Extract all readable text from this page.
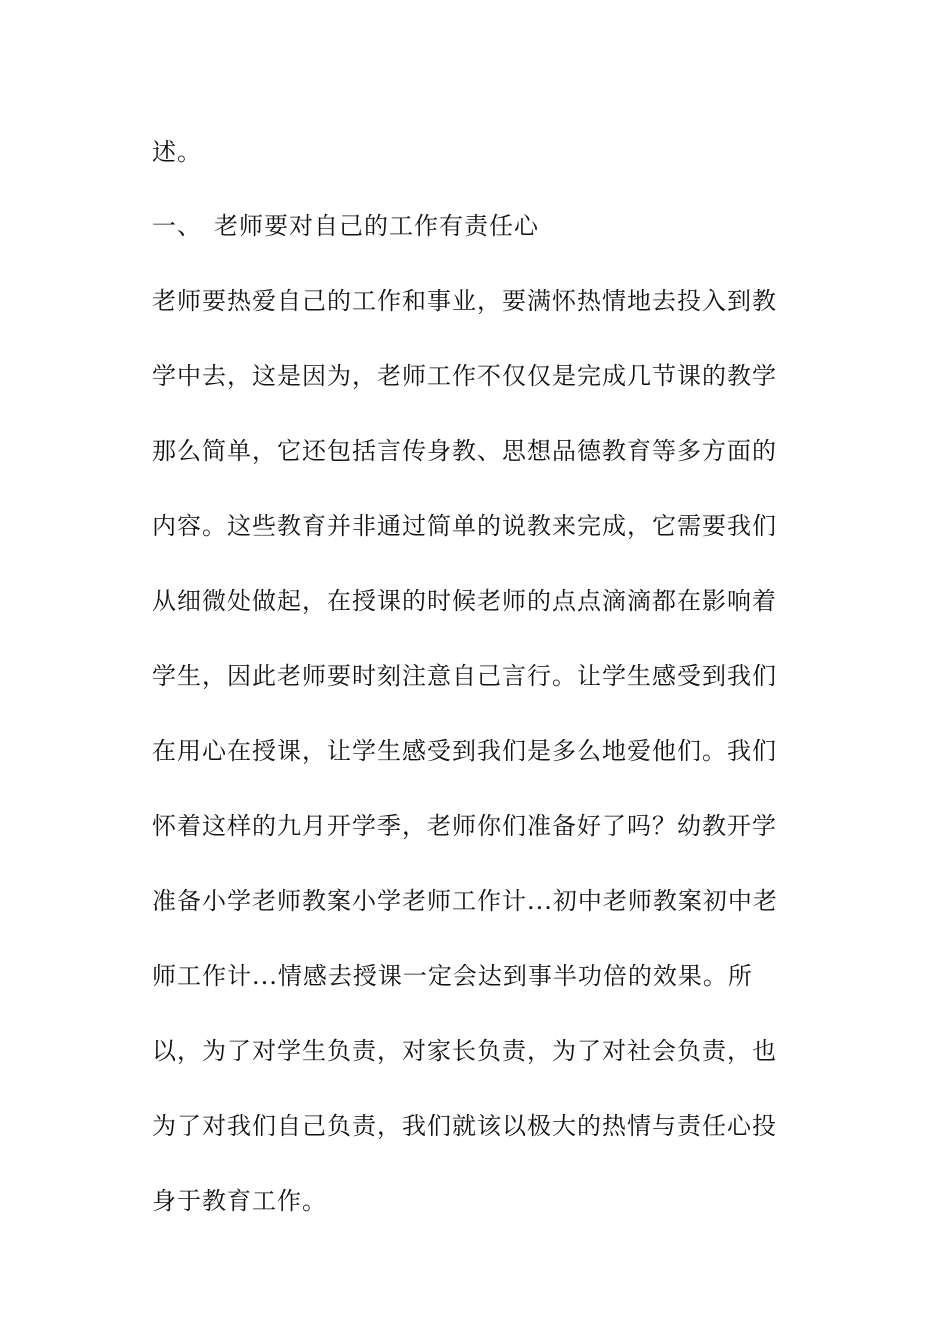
述。
一、 老师要对自己的工作有责任心
老师要热爱自己的工作和事业，要满怀热情地去投入到教
学中去，这是因为，老师工作不仅仅是完成几节课的教学
那么简单，它还包括言传身教、思想品德教育等多方面的
内容。这些教育并非通过简单的说教来完成，它需要我们
从细微处做起，在授课的时候老师的点点滴滴都在影响着
学生，因此老师要时刻注意自己言行。让学生感受到我们
在用心在授课，让学生感受到我们是多么地爱他们。我们
怀着这样的九月开学季，老师你们准备好了吗？幼教开学
准备小学老师教案小学老师工作计...初中老师教案初中老
师工作计...情感去授课一定会达到事半功倍的效果。所
以，为了对学生负责，对家长负责，为了对社会负责，也
为了对我们自己负责，我们就该以极大的热情与责任心投
身于教育工作。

::::

Objective: Every entry above should be duplicated exactly. Do not include the images.

Right answer:
Extract all readable text from this page.
述。
一、 老师要对自己的工作有责任心
老师要热爱自己的工作和事业，要满怀热情地去投入到教
学中去，这是因为，老师工作不仅仅是完成几节课的教学
那么简单，它还包括言传身教、思想品德教育等多方面的
内容。这些教育并非通过简单的说教来完成，它需要我们
从细微处做起，在授课的时候老师的点点滴滴都在影响着
学生，因此老师要时刻注意自己言行。让学生感受到我们
在用心在授课，让学生感受到我们是多么地爱他们。我们
怀着这样的九月开学季，老师你们准备好了吗？幼教开学
准备小学老师教案小学老师工作计...初中老师教案初中老
师工作计...情感去授课一定会达到事半功倍的效果。所
以，为了对学生负责，对家长负责，为了对社会负责，也
为了对我们自己负责，我们就该以极大的热情与责任心投
身于教育工作。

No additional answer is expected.